Brief | How many lines below include the word "experience"? State that number and nothing else.

Supplied data |
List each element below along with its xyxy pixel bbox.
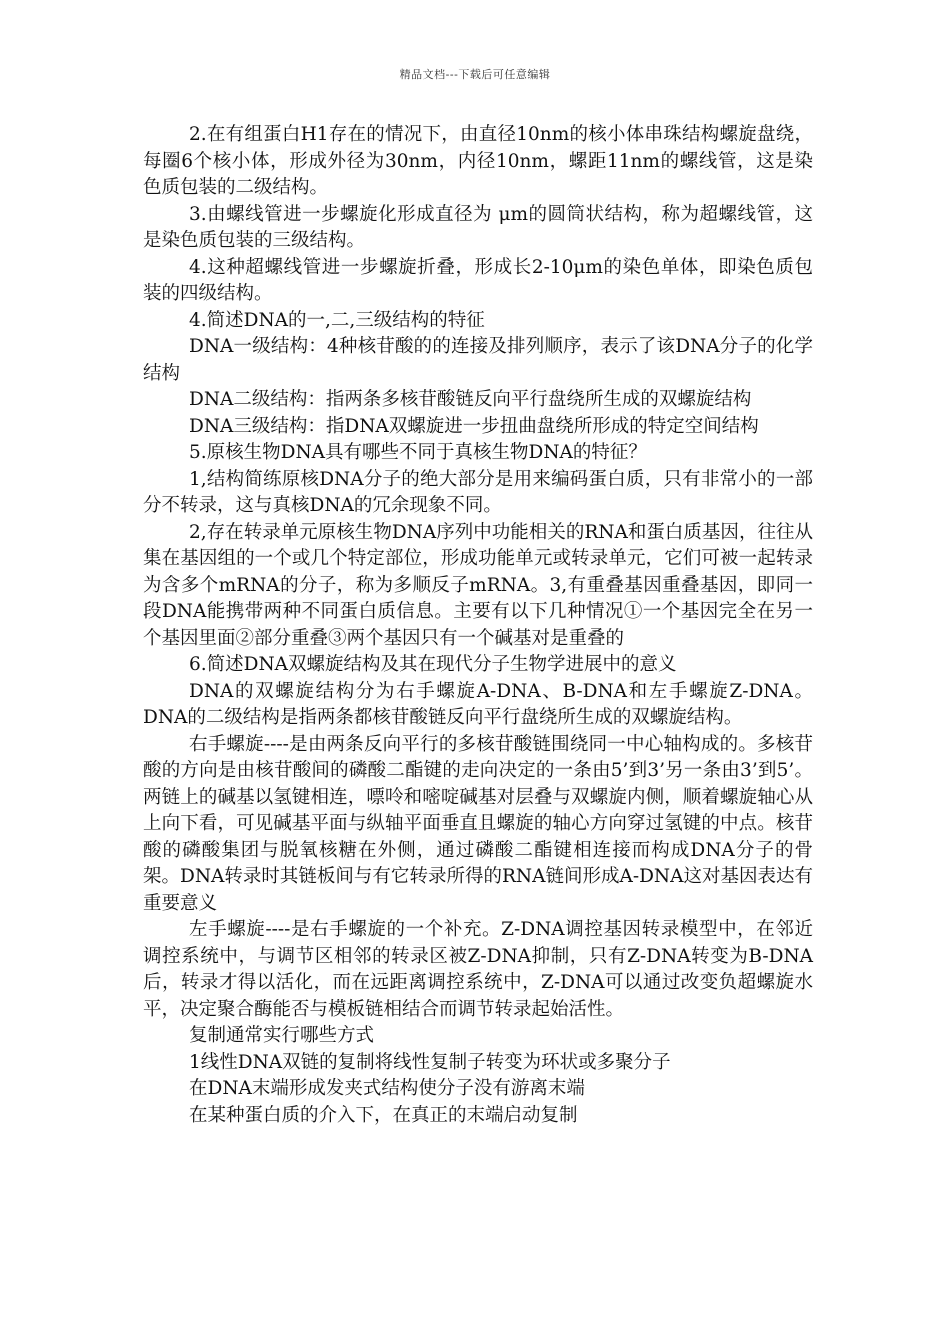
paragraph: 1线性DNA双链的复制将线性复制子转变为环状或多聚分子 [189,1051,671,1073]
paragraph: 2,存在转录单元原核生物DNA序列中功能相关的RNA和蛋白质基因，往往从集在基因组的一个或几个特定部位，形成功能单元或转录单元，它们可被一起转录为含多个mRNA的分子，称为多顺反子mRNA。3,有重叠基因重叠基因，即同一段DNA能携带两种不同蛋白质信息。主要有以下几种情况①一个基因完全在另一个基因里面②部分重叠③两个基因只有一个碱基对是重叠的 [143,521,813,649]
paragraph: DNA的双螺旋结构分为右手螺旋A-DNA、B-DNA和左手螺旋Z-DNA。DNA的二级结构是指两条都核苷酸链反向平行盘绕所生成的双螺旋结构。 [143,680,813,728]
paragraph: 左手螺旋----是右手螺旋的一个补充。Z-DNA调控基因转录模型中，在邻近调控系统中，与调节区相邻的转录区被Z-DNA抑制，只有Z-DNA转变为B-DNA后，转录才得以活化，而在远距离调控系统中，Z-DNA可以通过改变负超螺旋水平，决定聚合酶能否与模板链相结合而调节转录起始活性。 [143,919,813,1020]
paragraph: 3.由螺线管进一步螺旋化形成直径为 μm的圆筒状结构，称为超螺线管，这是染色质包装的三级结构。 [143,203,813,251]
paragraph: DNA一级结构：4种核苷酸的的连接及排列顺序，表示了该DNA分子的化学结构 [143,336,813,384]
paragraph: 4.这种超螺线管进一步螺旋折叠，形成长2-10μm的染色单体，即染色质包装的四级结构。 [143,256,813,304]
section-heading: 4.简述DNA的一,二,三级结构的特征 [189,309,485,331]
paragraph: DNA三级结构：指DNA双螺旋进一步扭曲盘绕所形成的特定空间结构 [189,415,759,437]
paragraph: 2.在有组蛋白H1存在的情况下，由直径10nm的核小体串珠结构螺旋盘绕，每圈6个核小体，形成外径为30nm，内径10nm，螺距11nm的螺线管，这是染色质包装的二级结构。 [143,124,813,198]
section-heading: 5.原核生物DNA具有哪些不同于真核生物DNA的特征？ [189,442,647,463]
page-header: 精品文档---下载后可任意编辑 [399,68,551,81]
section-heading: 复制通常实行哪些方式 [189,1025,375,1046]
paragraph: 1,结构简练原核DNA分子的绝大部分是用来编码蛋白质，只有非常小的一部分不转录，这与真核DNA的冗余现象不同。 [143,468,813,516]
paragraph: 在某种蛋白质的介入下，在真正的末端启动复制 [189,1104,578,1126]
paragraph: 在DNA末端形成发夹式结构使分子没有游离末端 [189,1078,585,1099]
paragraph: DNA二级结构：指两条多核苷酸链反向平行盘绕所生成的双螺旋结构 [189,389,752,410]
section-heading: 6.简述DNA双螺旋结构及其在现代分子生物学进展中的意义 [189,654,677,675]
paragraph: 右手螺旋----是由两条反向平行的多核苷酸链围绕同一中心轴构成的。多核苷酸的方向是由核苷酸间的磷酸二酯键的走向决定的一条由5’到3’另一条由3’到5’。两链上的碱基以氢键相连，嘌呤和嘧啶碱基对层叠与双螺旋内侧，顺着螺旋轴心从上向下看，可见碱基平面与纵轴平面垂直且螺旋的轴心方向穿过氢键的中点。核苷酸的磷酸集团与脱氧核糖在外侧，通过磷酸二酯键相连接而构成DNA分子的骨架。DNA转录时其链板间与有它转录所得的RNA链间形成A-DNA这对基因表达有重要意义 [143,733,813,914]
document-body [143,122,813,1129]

--

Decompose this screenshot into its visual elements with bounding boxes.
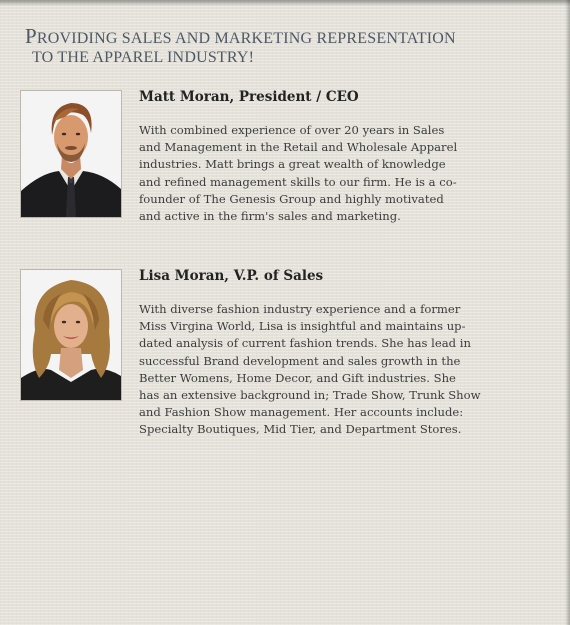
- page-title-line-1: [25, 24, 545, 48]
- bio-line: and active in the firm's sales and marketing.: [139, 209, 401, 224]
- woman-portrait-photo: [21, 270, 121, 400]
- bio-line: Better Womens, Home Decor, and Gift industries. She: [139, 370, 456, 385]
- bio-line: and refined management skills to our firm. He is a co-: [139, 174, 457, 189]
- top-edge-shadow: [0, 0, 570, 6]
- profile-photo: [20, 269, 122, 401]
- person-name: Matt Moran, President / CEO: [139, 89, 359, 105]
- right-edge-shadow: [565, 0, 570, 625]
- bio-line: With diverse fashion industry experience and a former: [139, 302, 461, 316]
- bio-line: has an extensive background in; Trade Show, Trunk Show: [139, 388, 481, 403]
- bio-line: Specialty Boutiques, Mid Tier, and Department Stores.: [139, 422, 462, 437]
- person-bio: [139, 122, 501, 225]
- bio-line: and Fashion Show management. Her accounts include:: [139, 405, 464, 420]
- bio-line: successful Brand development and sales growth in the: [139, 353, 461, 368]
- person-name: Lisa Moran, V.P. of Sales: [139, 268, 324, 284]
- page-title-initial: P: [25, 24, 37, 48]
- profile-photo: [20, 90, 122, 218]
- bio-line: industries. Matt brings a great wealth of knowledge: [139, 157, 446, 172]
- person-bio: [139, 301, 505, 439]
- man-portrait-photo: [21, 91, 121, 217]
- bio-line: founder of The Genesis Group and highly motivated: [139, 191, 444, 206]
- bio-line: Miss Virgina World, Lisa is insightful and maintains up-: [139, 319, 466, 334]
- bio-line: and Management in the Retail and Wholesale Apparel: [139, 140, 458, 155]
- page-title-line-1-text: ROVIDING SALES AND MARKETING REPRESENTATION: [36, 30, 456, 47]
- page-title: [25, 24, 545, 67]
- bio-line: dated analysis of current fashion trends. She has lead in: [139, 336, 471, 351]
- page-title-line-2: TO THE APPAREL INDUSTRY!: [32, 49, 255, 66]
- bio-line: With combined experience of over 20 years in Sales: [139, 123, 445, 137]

Written response | 2